GOAL
Sort through the entries below and pull out lines containing the word "document".

---------- INFORMATION SUPPLIED ----------

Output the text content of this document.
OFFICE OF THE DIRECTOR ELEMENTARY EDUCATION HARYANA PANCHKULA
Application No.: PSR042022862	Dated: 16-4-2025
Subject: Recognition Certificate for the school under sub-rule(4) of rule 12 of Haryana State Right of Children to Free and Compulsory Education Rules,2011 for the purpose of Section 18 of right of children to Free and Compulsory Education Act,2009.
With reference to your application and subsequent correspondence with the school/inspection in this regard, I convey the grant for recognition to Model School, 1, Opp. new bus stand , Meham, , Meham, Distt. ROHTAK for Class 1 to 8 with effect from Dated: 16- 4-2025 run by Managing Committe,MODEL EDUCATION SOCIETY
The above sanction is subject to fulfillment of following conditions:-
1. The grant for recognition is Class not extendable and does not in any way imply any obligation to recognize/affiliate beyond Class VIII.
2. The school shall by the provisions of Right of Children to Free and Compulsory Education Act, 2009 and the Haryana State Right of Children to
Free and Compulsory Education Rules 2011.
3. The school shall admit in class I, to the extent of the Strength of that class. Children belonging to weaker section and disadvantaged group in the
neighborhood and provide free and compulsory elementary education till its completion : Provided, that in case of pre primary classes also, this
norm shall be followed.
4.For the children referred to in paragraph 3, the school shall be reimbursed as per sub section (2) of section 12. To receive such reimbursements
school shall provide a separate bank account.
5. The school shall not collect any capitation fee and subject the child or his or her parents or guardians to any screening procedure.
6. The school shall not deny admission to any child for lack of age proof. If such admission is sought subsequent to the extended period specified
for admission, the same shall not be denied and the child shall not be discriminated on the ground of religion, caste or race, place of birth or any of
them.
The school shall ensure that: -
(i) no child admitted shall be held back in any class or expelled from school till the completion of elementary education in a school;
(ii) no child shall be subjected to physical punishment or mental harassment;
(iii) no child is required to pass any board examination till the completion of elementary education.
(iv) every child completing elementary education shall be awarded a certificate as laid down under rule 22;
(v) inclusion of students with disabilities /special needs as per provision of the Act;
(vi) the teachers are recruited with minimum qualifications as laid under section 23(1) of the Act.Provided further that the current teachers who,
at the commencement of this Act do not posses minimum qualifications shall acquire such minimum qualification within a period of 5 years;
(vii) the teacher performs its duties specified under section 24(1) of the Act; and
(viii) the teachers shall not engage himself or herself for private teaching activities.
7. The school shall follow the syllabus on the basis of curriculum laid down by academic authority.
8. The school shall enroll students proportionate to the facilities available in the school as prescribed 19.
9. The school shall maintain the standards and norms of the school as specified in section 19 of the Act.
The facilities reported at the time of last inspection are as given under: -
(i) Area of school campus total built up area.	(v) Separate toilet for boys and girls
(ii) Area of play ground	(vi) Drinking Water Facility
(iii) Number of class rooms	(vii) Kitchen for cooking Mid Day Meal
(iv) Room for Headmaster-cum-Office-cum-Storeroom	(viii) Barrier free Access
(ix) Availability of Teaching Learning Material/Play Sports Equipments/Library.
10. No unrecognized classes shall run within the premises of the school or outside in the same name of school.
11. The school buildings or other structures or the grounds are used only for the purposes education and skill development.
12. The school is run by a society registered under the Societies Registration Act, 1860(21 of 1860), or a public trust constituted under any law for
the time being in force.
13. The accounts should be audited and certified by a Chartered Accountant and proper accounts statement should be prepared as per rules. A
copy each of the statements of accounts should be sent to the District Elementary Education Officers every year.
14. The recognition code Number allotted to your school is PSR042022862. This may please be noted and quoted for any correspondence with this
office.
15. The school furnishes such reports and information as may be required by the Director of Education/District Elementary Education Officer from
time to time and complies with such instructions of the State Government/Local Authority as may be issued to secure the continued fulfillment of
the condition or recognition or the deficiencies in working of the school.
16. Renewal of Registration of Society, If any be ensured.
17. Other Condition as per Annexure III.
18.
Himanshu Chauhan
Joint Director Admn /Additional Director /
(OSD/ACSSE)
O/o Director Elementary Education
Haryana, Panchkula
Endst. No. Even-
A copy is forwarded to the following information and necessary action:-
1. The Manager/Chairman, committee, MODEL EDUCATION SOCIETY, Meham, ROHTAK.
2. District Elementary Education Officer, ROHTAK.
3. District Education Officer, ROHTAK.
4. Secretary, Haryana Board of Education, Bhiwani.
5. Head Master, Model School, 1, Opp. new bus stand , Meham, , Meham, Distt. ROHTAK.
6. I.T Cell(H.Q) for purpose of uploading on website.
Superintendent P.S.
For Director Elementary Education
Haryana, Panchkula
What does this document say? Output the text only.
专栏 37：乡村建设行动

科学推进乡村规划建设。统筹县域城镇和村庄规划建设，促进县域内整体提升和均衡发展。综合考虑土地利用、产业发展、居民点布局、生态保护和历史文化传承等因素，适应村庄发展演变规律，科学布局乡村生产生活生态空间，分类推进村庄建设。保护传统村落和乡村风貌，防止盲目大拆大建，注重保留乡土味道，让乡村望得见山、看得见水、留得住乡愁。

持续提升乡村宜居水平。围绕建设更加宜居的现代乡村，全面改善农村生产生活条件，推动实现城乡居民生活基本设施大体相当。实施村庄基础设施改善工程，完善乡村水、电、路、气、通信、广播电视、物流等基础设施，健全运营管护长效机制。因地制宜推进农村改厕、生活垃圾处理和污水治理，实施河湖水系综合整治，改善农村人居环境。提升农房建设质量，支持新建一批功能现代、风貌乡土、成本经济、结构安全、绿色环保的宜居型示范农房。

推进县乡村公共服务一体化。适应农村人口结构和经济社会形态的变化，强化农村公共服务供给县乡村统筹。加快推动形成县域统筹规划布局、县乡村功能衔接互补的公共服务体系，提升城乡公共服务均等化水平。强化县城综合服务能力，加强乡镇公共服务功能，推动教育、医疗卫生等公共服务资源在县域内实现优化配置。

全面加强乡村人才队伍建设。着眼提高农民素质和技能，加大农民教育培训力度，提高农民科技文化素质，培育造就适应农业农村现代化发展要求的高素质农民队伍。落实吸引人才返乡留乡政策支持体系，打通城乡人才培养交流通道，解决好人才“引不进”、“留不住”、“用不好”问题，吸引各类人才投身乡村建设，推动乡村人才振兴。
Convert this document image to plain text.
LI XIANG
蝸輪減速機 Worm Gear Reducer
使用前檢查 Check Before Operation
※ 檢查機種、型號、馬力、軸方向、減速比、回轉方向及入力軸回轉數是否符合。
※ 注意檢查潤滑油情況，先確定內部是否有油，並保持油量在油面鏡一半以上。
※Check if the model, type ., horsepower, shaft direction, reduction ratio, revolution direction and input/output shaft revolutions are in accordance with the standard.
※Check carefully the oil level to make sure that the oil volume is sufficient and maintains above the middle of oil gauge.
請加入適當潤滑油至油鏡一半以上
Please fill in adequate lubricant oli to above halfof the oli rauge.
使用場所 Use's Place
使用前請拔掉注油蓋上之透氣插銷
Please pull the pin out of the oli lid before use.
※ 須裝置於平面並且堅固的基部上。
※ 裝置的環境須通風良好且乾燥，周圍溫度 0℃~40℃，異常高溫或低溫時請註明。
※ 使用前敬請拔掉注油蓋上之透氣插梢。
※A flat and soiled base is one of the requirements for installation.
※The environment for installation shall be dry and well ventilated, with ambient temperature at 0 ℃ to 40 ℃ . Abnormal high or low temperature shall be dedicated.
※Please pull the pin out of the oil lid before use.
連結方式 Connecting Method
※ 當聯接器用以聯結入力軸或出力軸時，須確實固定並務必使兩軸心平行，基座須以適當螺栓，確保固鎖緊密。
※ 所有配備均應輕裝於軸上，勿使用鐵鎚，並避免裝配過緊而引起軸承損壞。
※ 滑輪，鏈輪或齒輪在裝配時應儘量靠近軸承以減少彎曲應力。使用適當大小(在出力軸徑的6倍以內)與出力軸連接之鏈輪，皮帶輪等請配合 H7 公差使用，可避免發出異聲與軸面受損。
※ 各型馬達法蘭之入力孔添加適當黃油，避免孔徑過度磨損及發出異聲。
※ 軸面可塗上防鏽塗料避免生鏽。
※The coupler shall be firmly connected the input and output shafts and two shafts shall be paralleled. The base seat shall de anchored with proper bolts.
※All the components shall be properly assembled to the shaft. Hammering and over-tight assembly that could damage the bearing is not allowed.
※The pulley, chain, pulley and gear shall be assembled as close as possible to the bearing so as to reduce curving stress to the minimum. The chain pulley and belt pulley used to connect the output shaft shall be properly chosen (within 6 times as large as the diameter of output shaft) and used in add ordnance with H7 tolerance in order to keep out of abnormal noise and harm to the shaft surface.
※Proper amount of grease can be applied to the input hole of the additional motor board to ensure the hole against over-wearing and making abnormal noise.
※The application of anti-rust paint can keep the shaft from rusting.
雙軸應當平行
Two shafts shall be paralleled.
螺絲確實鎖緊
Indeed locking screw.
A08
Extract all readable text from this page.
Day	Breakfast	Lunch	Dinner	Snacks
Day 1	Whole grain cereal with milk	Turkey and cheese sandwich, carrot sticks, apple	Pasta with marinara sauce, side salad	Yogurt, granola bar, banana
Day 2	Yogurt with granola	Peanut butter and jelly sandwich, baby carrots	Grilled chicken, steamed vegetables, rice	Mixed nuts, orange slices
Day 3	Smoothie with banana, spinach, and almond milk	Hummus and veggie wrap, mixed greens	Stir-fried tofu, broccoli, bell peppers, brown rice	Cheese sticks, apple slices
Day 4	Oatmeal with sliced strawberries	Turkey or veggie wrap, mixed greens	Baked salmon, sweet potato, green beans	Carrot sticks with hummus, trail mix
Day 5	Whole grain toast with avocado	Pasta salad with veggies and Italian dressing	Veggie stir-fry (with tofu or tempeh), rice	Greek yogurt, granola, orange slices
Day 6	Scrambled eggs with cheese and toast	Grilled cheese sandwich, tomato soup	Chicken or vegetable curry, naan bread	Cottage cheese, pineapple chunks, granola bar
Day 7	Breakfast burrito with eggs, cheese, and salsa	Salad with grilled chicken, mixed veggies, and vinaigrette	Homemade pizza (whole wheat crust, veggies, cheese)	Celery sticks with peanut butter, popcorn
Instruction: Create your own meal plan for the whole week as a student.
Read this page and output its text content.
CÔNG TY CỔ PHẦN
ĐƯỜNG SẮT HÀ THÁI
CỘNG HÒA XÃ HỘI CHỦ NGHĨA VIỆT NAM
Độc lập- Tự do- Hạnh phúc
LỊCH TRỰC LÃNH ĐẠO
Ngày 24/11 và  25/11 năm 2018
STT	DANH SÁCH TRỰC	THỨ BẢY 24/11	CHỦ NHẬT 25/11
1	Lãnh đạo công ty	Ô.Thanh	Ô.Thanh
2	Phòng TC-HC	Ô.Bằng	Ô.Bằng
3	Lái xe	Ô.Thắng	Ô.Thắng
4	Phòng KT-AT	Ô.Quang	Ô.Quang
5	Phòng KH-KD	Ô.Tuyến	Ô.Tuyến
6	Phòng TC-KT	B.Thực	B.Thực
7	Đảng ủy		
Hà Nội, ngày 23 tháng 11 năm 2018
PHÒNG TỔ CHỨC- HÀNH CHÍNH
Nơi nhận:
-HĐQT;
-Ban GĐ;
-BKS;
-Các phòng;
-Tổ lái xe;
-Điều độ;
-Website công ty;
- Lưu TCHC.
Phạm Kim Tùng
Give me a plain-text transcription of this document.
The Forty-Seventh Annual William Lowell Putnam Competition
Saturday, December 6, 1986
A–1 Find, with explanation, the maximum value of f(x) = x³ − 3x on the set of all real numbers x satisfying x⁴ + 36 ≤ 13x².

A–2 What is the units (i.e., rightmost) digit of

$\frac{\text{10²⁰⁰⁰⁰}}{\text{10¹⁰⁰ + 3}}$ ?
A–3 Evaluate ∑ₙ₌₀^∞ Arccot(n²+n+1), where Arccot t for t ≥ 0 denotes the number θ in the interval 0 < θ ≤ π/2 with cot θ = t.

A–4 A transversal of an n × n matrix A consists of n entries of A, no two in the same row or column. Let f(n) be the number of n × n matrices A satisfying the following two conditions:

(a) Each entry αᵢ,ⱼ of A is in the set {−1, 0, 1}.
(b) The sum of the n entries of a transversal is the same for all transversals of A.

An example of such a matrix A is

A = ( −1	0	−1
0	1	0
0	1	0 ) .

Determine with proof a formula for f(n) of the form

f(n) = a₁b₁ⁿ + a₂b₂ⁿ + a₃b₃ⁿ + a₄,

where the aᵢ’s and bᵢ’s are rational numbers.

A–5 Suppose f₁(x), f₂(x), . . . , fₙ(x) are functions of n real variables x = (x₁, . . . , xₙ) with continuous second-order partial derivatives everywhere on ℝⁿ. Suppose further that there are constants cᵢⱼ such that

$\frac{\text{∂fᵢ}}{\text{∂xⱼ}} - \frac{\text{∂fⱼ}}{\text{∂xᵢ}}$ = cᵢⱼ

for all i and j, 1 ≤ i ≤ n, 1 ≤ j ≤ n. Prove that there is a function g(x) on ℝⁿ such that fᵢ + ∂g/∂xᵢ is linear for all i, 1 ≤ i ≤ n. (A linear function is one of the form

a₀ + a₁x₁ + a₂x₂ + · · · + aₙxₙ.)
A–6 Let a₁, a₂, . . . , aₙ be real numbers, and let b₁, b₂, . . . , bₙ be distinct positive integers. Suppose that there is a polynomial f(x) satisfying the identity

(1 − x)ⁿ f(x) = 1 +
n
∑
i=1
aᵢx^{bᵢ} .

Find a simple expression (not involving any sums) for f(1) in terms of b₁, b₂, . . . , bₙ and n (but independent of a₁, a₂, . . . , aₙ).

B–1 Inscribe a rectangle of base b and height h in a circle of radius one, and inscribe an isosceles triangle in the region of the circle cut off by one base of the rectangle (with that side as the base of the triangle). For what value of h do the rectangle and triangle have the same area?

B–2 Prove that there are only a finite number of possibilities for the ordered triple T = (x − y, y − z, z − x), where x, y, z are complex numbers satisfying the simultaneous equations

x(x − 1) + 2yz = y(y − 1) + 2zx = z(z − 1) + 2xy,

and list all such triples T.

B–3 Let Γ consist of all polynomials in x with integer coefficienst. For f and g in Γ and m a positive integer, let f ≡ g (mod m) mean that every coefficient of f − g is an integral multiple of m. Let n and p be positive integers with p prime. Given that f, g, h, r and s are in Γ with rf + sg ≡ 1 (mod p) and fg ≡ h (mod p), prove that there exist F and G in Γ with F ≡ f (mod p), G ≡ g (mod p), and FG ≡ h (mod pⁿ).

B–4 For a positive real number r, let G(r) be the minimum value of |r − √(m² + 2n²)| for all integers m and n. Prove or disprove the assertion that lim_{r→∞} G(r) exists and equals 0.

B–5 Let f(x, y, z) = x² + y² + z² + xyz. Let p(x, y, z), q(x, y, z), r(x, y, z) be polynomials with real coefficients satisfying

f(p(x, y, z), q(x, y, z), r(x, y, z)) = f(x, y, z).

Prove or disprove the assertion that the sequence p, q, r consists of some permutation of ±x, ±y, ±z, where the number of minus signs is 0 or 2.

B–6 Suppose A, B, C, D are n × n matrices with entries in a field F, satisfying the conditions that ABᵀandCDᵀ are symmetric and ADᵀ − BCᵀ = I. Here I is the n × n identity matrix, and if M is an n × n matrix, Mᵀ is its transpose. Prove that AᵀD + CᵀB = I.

----------

EXPECTED ANSWER
Output the text content of this document.
What does this document say? Output the text only.
Convert this document image to plain text.
Give me a plain-text transcription of this document.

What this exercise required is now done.